▶ **Work instructions**
Extract every line that contains the string "утверждении".

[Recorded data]
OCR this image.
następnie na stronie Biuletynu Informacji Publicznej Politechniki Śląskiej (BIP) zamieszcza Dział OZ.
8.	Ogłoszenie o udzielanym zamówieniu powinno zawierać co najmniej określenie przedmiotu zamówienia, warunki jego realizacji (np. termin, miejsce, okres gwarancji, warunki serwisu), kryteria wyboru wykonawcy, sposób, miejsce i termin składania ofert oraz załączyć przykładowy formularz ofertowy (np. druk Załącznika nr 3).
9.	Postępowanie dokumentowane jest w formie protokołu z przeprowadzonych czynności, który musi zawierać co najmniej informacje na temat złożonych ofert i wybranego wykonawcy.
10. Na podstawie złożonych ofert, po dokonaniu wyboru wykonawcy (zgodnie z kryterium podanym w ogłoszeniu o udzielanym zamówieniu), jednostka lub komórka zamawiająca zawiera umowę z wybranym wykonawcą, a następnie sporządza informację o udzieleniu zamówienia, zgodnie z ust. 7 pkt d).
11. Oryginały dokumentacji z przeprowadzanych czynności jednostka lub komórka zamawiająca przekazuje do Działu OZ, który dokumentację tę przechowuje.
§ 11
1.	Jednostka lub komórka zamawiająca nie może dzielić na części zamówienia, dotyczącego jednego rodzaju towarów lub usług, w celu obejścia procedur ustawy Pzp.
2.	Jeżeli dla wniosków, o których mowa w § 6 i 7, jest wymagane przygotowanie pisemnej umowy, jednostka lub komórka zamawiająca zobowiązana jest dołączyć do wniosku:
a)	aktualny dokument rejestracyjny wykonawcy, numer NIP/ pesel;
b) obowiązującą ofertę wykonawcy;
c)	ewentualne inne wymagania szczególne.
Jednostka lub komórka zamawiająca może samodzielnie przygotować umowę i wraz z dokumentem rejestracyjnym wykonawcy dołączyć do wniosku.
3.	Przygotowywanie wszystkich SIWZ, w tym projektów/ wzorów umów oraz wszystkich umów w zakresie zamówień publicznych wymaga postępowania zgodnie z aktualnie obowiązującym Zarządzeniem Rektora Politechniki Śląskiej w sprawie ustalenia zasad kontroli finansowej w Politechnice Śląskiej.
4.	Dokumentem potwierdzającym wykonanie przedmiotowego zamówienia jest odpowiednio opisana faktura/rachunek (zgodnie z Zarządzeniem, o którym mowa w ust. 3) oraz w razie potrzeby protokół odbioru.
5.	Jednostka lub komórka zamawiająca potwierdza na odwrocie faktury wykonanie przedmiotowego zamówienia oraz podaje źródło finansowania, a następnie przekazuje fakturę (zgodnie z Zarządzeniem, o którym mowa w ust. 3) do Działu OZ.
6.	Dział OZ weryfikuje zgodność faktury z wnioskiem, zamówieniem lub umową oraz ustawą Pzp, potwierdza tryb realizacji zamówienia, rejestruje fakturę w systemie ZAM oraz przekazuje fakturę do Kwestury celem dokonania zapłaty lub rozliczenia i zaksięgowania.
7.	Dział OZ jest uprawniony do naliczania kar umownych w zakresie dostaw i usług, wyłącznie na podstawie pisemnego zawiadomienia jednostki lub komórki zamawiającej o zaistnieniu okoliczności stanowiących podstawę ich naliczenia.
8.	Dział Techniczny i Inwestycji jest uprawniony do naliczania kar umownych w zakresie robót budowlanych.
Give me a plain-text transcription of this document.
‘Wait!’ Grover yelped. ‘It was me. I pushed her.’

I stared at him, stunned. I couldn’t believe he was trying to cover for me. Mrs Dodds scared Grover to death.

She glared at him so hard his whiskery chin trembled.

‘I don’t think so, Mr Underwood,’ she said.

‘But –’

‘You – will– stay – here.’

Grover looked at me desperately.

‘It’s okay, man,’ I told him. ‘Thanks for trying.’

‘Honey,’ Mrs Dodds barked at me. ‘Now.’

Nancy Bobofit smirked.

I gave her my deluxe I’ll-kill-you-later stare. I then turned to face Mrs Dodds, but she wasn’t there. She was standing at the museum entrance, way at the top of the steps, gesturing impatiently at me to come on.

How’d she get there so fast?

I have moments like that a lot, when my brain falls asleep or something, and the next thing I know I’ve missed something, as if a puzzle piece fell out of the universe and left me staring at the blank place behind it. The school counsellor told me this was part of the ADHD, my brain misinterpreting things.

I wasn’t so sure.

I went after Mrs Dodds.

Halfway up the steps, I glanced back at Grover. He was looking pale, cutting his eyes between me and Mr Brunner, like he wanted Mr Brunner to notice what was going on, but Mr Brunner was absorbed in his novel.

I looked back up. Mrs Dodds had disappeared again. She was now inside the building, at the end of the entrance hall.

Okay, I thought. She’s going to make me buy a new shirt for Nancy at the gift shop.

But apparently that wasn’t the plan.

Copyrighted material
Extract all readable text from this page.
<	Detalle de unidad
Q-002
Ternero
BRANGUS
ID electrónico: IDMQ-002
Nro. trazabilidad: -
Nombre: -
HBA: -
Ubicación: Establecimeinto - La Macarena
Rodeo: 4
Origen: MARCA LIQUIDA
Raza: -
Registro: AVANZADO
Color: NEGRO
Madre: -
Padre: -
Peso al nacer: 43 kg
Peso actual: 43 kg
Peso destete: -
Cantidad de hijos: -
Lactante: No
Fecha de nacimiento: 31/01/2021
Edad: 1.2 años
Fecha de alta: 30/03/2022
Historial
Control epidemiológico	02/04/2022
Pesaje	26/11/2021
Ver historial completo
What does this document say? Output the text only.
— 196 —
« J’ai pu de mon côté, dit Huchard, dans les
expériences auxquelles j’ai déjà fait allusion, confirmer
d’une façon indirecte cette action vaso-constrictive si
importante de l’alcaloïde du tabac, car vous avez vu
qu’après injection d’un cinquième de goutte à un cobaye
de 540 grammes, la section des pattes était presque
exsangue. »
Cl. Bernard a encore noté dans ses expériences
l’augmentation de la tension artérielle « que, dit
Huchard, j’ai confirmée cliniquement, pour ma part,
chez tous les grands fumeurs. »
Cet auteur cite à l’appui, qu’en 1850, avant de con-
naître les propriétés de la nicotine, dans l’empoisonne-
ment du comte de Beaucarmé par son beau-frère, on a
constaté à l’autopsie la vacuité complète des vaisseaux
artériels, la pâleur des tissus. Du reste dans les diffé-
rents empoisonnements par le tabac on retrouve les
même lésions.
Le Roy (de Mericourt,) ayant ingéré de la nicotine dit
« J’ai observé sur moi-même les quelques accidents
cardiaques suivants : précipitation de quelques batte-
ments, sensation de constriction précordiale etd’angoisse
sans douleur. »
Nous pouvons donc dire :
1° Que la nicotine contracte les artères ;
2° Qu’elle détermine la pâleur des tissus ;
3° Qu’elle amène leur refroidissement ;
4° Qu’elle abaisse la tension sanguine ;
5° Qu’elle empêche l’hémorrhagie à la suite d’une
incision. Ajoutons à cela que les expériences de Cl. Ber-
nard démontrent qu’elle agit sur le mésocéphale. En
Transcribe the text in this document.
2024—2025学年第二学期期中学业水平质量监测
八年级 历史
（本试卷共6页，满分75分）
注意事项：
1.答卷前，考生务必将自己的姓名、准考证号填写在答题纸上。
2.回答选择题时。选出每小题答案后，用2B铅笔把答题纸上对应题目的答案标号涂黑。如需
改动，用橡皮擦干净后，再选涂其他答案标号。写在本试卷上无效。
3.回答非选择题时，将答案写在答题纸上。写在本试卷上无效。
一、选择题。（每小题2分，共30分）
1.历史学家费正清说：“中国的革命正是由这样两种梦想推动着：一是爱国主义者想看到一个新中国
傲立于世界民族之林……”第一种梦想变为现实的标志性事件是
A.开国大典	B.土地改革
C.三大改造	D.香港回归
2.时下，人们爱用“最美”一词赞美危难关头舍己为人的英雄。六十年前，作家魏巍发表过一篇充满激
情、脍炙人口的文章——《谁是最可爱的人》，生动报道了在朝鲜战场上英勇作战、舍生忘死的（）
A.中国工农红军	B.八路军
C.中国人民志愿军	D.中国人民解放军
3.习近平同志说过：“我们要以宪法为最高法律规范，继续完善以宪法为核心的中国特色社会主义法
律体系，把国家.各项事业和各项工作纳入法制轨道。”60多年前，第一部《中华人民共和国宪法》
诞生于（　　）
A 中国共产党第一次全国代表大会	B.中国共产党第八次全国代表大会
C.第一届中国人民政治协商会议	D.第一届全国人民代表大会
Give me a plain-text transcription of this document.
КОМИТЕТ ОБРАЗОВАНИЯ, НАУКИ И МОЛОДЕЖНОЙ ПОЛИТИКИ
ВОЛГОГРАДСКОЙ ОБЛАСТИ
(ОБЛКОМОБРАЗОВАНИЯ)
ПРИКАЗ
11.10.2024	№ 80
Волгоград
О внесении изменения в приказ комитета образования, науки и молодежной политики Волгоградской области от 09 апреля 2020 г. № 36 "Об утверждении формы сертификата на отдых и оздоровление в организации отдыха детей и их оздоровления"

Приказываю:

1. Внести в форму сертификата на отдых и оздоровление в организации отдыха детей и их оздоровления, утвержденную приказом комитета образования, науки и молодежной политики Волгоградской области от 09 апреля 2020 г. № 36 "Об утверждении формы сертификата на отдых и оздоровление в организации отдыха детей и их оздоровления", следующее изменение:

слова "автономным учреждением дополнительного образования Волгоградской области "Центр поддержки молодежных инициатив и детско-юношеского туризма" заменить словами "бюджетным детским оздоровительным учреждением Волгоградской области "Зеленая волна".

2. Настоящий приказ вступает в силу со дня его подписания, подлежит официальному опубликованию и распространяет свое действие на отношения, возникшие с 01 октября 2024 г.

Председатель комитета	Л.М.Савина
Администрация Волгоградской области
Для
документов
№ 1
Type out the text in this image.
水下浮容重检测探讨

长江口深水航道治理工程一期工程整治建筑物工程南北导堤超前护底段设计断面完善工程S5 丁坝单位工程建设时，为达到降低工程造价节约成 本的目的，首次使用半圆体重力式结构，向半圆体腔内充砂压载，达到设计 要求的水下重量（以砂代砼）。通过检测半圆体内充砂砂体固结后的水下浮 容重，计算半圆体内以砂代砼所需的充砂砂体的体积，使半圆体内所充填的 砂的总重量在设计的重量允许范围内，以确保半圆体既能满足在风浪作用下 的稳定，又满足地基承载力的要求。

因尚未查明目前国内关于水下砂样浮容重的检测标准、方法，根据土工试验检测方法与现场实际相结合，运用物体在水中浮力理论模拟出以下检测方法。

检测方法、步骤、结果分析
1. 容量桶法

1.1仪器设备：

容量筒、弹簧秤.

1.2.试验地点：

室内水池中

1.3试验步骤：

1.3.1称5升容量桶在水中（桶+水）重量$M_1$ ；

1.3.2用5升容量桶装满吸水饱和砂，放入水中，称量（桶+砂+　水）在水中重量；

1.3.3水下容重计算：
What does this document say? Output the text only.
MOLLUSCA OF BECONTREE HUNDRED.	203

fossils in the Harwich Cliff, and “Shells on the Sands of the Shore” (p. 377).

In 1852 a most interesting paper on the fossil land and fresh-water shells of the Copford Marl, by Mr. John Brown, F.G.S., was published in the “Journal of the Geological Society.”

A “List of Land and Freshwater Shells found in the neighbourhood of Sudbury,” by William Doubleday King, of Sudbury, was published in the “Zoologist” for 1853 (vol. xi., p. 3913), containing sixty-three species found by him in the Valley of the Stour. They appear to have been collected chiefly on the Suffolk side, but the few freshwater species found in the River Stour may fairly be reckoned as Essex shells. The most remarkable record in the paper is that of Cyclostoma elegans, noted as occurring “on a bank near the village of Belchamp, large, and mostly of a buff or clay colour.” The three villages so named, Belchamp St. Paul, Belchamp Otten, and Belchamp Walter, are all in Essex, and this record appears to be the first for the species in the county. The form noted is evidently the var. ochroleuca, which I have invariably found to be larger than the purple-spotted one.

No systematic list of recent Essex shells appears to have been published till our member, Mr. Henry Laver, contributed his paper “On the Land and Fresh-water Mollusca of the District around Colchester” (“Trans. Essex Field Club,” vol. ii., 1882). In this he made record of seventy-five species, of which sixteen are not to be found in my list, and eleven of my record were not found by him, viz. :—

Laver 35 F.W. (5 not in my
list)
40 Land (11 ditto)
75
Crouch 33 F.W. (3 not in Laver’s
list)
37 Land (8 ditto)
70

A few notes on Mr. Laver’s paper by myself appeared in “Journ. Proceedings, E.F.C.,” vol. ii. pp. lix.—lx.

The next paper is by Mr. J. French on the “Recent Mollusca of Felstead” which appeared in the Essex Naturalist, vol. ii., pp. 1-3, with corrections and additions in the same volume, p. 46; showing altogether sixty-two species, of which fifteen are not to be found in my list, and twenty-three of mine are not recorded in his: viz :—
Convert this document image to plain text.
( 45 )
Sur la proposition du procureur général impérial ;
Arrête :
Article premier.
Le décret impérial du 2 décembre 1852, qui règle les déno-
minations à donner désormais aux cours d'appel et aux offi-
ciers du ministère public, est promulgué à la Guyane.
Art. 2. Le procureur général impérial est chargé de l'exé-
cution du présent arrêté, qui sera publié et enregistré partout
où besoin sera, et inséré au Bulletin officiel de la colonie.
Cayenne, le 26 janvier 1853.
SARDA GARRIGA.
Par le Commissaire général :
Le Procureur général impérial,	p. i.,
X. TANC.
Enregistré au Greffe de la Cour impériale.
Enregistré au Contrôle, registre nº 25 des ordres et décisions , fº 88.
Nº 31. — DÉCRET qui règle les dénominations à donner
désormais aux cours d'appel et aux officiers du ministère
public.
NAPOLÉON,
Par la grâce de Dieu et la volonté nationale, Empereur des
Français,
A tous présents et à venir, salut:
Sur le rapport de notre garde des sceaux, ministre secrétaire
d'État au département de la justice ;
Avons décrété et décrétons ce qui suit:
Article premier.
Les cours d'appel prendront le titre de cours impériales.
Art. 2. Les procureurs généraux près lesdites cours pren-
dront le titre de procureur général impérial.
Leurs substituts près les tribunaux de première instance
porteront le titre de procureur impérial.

▶ **The result**
О внесении изменения в приказ комитета образования, науки и молодежной политики Волгоградской области от 09 апреля 2020 г. № 36 "Об утверждении формы сертификата на отдых и оздоровление в организации отдыха детей и их оздоровления"
1. Внести в форму сертификата на отдых и оздоровление в организации отдыха детей и их оздоровления, утвержденную приказом комитета образования, науки и молодежной политики Волгоградской области от 09 апреля 2020 г. № 36 "Об утверждении формы сертификата на отдых и оздоровление в организации отдыха детей и их оздоровления", следующее изменение:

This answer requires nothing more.